REQUIREMENT -
Give the data a second time, exactly and in full.

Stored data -
++++++

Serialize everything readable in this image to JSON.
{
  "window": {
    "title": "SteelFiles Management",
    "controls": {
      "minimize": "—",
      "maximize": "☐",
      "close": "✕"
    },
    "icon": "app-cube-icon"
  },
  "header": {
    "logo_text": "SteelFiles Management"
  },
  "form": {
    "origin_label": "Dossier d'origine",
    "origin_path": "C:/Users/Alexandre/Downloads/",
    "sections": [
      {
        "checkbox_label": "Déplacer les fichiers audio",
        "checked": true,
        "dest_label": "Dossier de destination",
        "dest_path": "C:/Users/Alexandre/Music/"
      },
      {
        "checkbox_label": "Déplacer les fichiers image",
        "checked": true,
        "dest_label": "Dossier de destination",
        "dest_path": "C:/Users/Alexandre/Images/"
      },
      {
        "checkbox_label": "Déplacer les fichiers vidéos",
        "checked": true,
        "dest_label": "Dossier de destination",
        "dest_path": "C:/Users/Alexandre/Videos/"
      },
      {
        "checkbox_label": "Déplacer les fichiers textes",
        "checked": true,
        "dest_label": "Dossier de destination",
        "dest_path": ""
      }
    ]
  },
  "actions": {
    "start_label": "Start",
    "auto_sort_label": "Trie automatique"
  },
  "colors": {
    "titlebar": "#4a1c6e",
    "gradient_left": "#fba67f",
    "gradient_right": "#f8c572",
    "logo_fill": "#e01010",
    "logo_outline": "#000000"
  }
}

++++++

RESULT -
Serialize everything readable in this image to JSON.
{
  "window": {
    "title": "SteelFiles Management",
    "controls": {
      "minimize": "—",
      "maximize": "☐",
      "close": "✕"
    },
    "icon": "app-cube-icon"
  },
  "header": {
    "logo_text": "SteelFiles Management"
  },
  "form": {
    "origin_label": "Dossier d'origine",
    "origin_path": "C:/Users/Alexandre/Downloads/",
    "sections": [
      {
        "checkbox_label": "Déplacer les fichiers audio",
        "checked": true,
        "dest_label": "Dossier de destination",
        "dest_path": "C:/Users/Alexandre/Music/"
      },
      {
        "checkbox_label": "Déplacer les fichiers image",
        "checked": true,
        "dest_label": "Dossier de destination",
        "dest_path": "C:/Users/Alexandre/Images/"
      },
      {
        "checkbox_label": "Déplacer les fichiers vidéos",
        "checked": true,
        "dest_label": "Dossier de destination",
        "dest_path": "C:/Users/Alexandre/Videos/"
      },
      {
        "checkbox_label": "Déplacer les fichiers textes",
        "checked": true,
        "dest_label": "Dossier de destination",
        "dest_path": ""
      }
    ]
  },
  "actions": {
    "start_label": "Start",
    "auto_sort_label": "Trie automatique"
  },
  "colors": {
    "titlebar": "#4a1c6e",
    "gradient_left": "#fba67f",
    "gradient_right": "#f8c572",
    "logo_fill": "#e01010",
    "logo_outline": "#000000"
  }
}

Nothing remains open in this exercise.